▶ Task objective
Retype the listing that follows, exactly as written.

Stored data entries
+++
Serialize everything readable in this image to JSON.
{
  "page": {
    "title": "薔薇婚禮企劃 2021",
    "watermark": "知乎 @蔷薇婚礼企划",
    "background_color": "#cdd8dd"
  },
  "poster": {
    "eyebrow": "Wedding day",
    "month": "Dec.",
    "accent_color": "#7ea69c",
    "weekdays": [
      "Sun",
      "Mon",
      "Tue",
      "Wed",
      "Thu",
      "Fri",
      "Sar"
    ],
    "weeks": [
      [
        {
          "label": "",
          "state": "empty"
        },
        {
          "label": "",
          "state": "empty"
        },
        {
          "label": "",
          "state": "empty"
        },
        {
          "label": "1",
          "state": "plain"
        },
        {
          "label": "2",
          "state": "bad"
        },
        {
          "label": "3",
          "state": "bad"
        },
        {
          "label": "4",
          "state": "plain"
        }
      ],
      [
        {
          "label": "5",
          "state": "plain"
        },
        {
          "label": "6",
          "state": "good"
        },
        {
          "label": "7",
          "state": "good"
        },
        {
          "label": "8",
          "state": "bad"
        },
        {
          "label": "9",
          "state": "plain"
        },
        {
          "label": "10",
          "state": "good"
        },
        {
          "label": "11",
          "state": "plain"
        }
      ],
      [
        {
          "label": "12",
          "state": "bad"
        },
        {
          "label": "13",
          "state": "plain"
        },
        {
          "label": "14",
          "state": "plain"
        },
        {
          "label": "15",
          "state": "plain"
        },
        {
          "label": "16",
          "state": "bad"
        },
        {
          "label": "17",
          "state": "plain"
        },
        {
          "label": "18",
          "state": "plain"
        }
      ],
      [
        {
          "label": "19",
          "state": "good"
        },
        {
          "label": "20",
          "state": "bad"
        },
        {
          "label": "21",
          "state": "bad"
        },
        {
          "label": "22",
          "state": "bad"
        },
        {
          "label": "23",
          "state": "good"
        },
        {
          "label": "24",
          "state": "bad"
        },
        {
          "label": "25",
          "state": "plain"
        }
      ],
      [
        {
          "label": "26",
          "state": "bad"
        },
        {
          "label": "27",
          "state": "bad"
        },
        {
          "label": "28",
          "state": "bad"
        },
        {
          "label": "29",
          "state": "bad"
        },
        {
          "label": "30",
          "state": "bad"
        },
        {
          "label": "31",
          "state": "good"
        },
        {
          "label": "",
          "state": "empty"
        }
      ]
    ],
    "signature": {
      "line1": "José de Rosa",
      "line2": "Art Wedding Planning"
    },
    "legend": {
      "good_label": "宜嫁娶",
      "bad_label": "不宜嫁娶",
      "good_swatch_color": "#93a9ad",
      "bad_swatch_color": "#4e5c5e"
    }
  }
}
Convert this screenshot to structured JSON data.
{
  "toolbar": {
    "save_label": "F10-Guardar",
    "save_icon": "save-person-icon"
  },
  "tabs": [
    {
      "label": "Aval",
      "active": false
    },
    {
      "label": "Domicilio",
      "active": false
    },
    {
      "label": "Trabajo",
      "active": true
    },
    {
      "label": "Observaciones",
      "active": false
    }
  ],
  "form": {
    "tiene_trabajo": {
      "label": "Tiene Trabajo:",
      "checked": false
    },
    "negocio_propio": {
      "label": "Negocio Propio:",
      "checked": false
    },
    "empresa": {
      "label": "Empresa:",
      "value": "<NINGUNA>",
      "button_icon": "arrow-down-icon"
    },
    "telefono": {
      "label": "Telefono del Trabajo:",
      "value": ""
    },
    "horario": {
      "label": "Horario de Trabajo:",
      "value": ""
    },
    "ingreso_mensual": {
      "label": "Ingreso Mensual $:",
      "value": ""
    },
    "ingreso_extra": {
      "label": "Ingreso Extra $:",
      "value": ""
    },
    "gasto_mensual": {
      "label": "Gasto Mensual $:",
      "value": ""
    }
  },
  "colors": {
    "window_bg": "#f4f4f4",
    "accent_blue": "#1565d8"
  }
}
+++
▶ Result of the exercise
Serialize everything readable in this image to JSON.
{
  "page": {
    "title": "薔薇婚禮企劃 2021",
    "watermark": "知乎 @蔷薇婚礼企划",
    "background_color": "#cdd8dd"
  },
  "poster": {
    "eyebrow": "Wedding day",
    "month": "Dec.",
    "accent_color": "#7ea69c",
    "weekdays": [
      "Sun",
      "Mon",
      "Tue",
      "Wed",
      "Thu",
      "Fri",
      "Sar"
    ],
    "weeks": [
      [
        {
          "label": "",
          "state": "empty"
        },
        {
          "label": "",
          "state": "empty"
        },
        {
          "label": "",
          "state": "empty"
        },
        {
          "label": "1",
          "state": "plain"
        },
        {
          "label": "2",
          "state": "bad"
        },
        {
          "label": "3",
          "state": "bad"
        },
        {
          "label": "4",
          "state": "plain"
        }
      ],
      [
        {
          "label": "5",
          "state": "plain"
        },
        {
          "label": "6",
          "state": "good"
        },
        {
          "label": "7",
          "state": "good"
        },
        {
          "label": "8",
          "state": "bad"
        },
        {
          "label": "9",
          "state": "plain"
        },
        {
          "label": "10",
          "state": "good"
        },
        {
          "label": "11",
          "state": "plain"
        }
      ],
      [
        {
          "label": "12",
          "state": "bad"
        },
        {
          "label": "13",
          "state": "plain"
        },
        {
          "label": "14",
          "state": "plain"
        },
        {
          "label": "15",
          "state": "plain"
        },
        {
          "label": "16",
          "state": "bad"
        },
        {
          "label": "17",
          "state": "plain"
        },
        {
          "label": "18",
          "state": "plain"
        }
      ],
      [
        {
          "label": "19",
          "state": "good"
        },
        {
          "label": "20",
          "state": "bad"
        },
        {
          "label": "21",
          "state": "bad"
        },
        {
          "label": "22",
          "state": "bad"
        },
        {
          "label": "23",
          "state": "good"
        },
        {
          "label": "24",
          "state": "bad"
        },
        {
          "label": "25",
          "state": "plain"
        }
      ],
      [
        {
          "label": "26",
          "state": "bad"
        },
        {
          "label": "27",
          "state": "bad"
        },
        {
          "label": "28",
          "state": "bad"
        },
        {
          "label": "29",
          "state": "bad"
        },
        {
          "label": "30",
          "state": "bad"
        },
        {
          "label": "31",
          "state": "good"
        },
        {
          "label": "",
          "state": "empty"
        }
      ]
    ],
    "signature": {
      "line1": "José de Rosa",
      "line2": "Art Wedding Planning"
    },
    "legend": {
      "good_label": "宜嫁娶",
      "bad_label": "不宜嫁娶",
      "good_swatch_color": "#93a9ad",
      "bad_swatch_color": "#4e5c5e"
    }
  }
}
Convert this screenshot to structured JSON data.
{
  "toolbar": {
    "save_label": "F10-Guardar",
    "save_icon": "save-person-icon"
  },
  "tabs": [
    {
      "label": "Aval",
      "active": false
    },
    {
      "label": "Domicilio",
      "active": false
    },
    {
      "label": "Trabajo",
      "active": true
    },
    {
      "label": "Observaciones",
      "active": false
    }
  ],
  "form": {
    "tiene_trabajo": {
      "label": "Tiene Trabajo:",
      "checked": false
    },
    "negocio_propio": {
      "label": "Negocio Propio:",
      "checked": false
    },
    "empresa": {
      "label": "Empresa:",
      "value": "<NINGUNA>",
      "button_icon": "arrow-down-icon"
    },
    "telefono": {
      "label": "Telefono del Trabajo:",
      "value": ""
    },
    "horario": {
      "label": "Horario de Trabajo:",
      "value": ""
    },
    "ingreso_mensual": {
      "label": "Ingreso Mensual $:",
      "value": ""
    },
    "ingreso_extra": {
      "label": "Ingreso Extra $:",
      "value": ""
    },
    "gasto_mensual": {
      "label": "Gasto Mensual $:",
      "value": ""
    }
  },
  "colors": {
    "window_bg": "#f4f4f4",
    "accent_blue": "#1565d8"
  }
}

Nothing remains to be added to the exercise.